# What you need to do
From the account of hiking in Iraqi Kurdistan, quote word for word the stretch that begins with the words containing "Reached via a" and finishes with "entire surrounding mountainside.".

We’re talking about landscapes that were once part of ancient Mesopotamia, so the route traverses a very long cultural timeline on its way across the southwest flanks of the Zagros range.

Despite years of experience of working and travelling in Iraqi Kurdistan, Leon really has his work cut out for him – for reasons I’ll come to shortly – but I’m excited to see this trail unfolding in a place still seen by many as inaccessible, uninteresting, or simply too dangerous to visit. 

Here are a few of the highlights of this journey – and a taste, perhaps, of things to come.


Reached via a southerly approach from Erbil, the town of Akrê sits nestled in the foothills of the Zagros, hinting at the ridges and peaks beyond. We started the day with a classic breakfast of fresh bread with cream, yoghurt, cheese and tahini, washed down with several glasses of absurdly sugary tea.

Above the town sits the ruined Akrê Citadel, dating back to the 6th century BCE. We climbed a steep path among back-yards and chickens and drying laundry, emerging above the town and traversing the hillside to reach the site. It wasn’t hard to see why this prominent hilltop was chosen for the fortification: it commands a view not just of the endless plains below but of the entire surrounding mountainside.

Ancient water channels chiselled out of the bedrock took us deeper into the hills, where a tangled track continued to wind upwards, this man-made route easy to identify by the semi-collapsed rock retaining walls. I wondered why such a substantial construction effort had once been made here; the answer lay at the summit of the ridge, where on a peak a couple of hundred metres along from the pass stood another fortification, more prominent still in its overlook of the lowlands to the south and the oak forests to the north.

Plunging down through the autumnal woods along braided cattle trails, we reached the lunar landscapes of the valley below, picking a route among the crumbly protrusions of rock to reach the town of Dinarta. With no accommodation available, we followed local advice and knocked on the gates of the town’s peshmerga base, where we were quartered for the night without hesitation.

The following day we clambered up a steep valley among orchards and vineyards and out onto a loose scree slope. Traversing the mountainside, we came level with a checkpoint on the paved road that passed the ridge, stopping for a chat and a cup of tea with the conscripts and officers in command.

Much of the Barzan valley north of the pass is, I was told, a conservation zone, strictly protected against hunting and logging. The rule is not inscribed in written legislation or in the framework of any international convention on protected areas; rather, it is self-enforced by the strict codes of honour and hierarchy that govern tribal Kurdish society.

We walked some of the finest trails I’d yet seen, passing through patches of leafy woodland tucked away among fierce mountains.

Unable to remove my trail-designer hat, I noted that many of these paths were propped up by rock walls several metres tall, indicating – at some point in the mists of history – a calculated investment of time and effort to make these routes not just passable but able to withstand the heaviest of traffic and the highest of floodwaters.

# Provided data

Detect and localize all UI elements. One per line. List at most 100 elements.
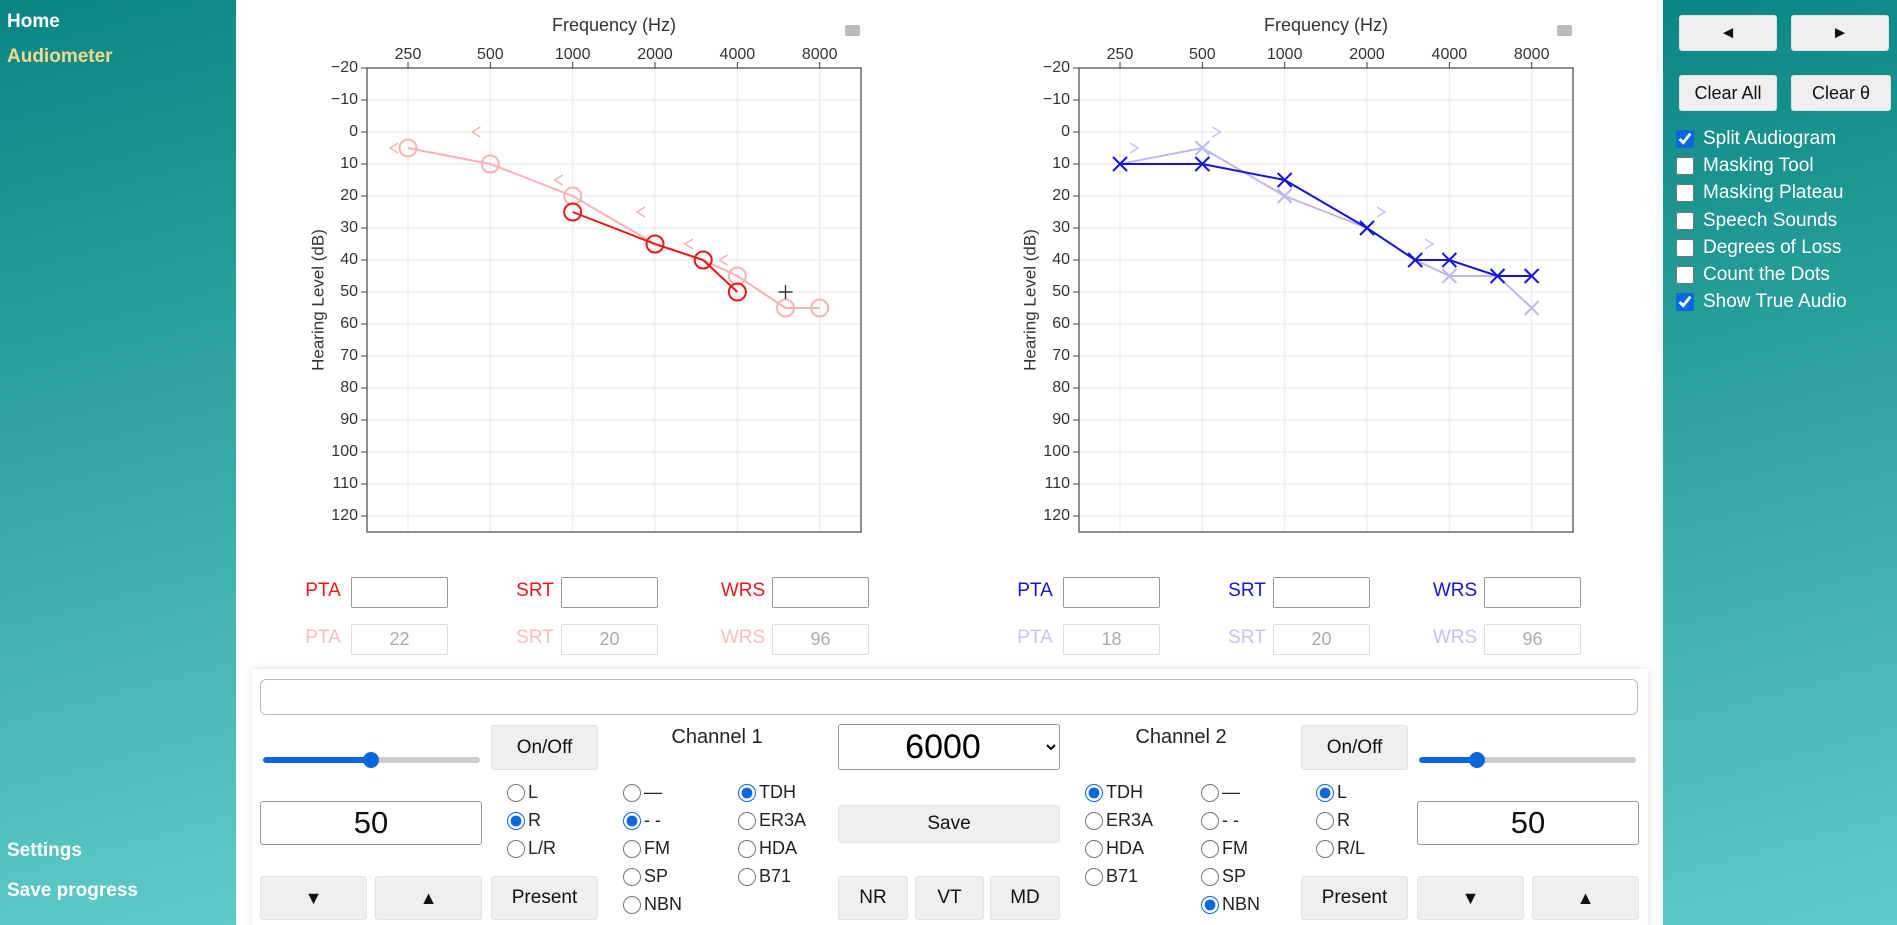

# Written response
Reached via a southerly approach from Erbil, the town of Akrê sits nestled in the foothills of the Zagros, hinting at the ridges and peaks beyond. We started the day with a classic breakfast of fresh bread with cream, yoghurt, cheese and tahini, washed down with several glasses of absurdly sugary tea.

Above the town sits the ruined Akrê Citadel, dating back to the 6th century BCE. We climbed a steep path among back-yards and chickens and drying laundry, emerging above the town and traversing the hillside to reach the site. It wasn’t hard to see why this prominent hilltop was chosen for the fortification: it commands a view not just of the endless plains below but of the entire surrounding mountainside.